• _DIRECTIONS_:
Count how many lines have the word "sulphuric" in them. Reply with that number by itself.

• _DATA PROVIDED_:
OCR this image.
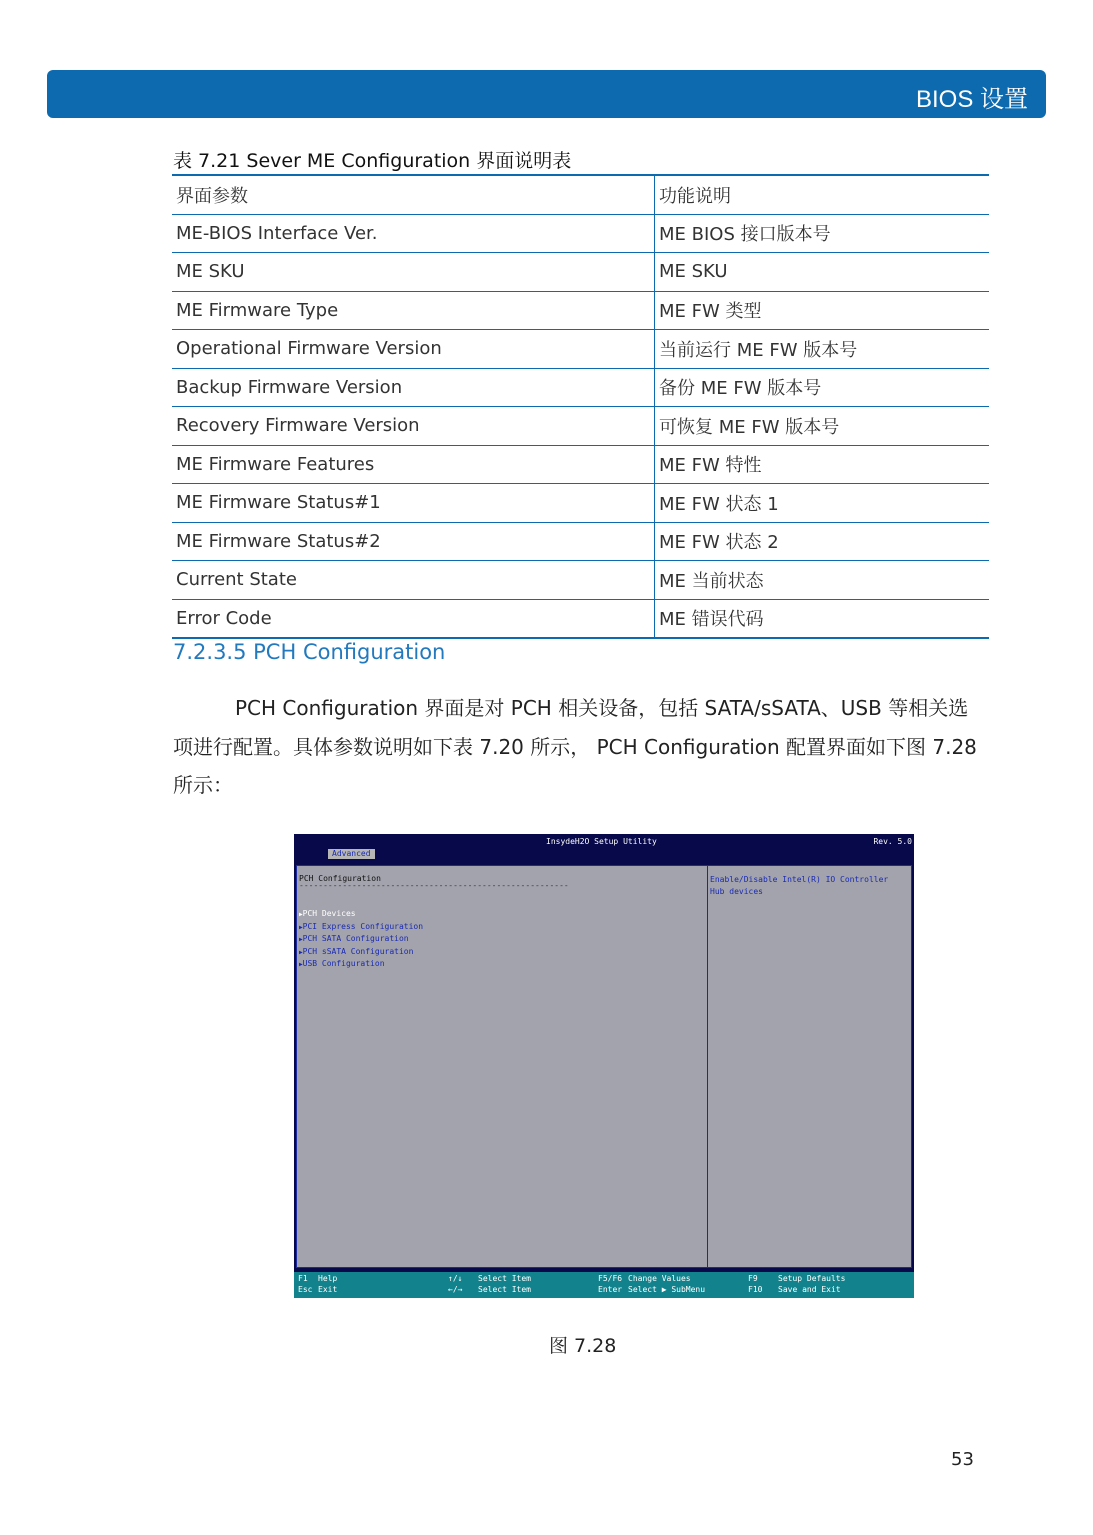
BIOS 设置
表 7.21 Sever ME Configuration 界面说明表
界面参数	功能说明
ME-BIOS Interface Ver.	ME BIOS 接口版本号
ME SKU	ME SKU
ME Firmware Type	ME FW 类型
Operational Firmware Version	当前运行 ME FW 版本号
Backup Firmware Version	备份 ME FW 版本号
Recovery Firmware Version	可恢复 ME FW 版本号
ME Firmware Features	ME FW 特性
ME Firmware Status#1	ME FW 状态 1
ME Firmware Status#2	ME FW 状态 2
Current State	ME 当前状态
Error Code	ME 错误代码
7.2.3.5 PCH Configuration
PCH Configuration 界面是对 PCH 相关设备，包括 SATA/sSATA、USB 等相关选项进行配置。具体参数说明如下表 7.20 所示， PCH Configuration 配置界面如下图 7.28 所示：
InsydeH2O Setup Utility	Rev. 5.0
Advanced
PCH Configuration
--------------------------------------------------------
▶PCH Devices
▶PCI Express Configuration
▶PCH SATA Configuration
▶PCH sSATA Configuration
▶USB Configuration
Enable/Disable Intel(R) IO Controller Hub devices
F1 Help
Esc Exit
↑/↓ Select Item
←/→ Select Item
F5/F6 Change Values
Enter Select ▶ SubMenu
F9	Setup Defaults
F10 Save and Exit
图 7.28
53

...

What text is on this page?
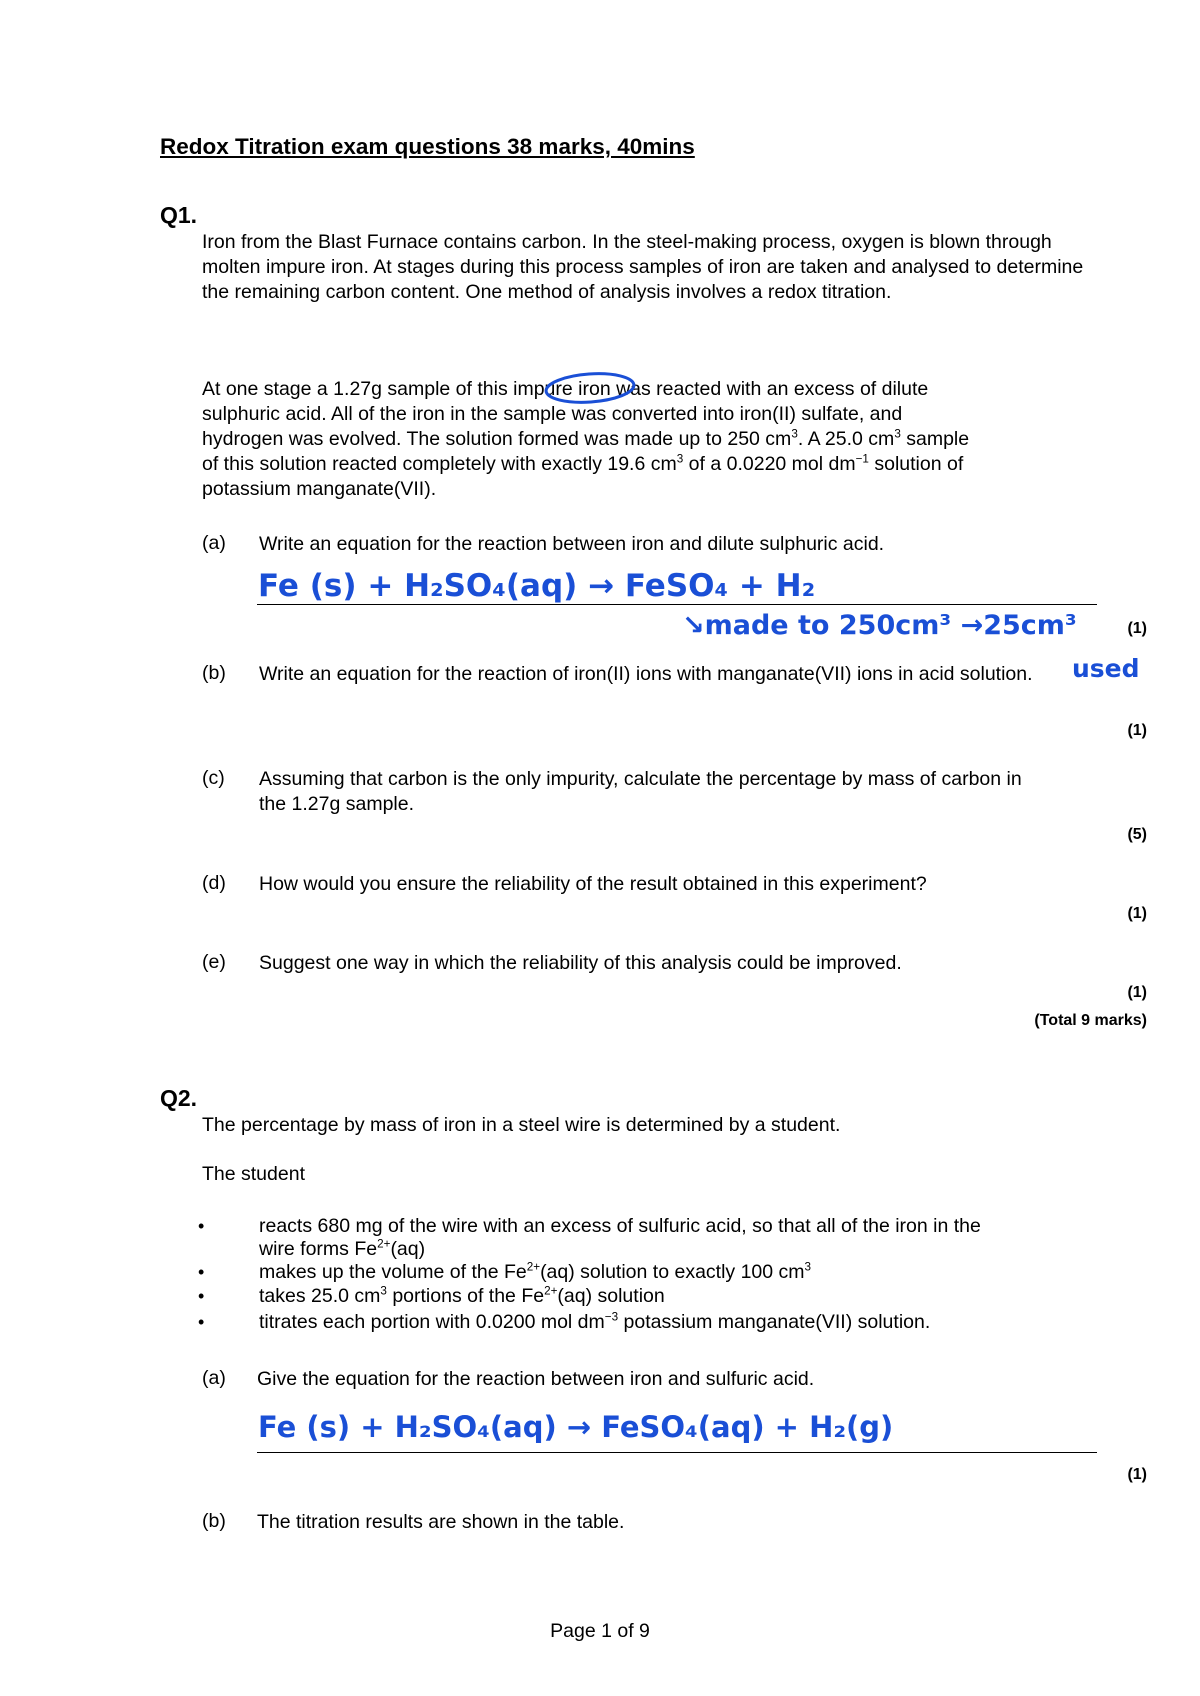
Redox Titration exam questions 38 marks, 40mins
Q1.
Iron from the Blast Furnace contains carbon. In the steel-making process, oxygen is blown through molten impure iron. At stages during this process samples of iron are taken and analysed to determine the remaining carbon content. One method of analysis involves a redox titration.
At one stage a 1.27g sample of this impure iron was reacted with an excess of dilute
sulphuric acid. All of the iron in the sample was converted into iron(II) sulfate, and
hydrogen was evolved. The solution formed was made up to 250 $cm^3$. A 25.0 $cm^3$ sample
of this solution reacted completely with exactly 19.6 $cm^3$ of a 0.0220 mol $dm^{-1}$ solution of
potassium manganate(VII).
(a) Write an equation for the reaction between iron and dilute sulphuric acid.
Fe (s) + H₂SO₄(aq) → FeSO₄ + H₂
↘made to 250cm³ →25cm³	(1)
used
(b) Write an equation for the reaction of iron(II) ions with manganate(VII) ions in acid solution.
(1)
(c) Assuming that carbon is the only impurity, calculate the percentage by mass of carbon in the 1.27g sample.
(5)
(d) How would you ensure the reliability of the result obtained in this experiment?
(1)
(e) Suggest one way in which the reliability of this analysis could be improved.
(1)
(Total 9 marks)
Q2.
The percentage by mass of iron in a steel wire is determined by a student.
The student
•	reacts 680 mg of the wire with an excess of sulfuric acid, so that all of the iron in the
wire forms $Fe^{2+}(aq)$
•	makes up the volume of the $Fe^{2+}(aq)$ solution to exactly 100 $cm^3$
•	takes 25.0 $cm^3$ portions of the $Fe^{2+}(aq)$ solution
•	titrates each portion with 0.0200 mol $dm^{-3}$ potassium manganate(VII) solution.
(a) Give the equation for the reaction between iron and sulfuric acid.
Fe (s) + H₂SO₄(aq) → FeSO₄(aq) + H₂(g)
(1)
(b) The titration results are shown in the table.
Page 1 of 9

• _RESPONSE_:
2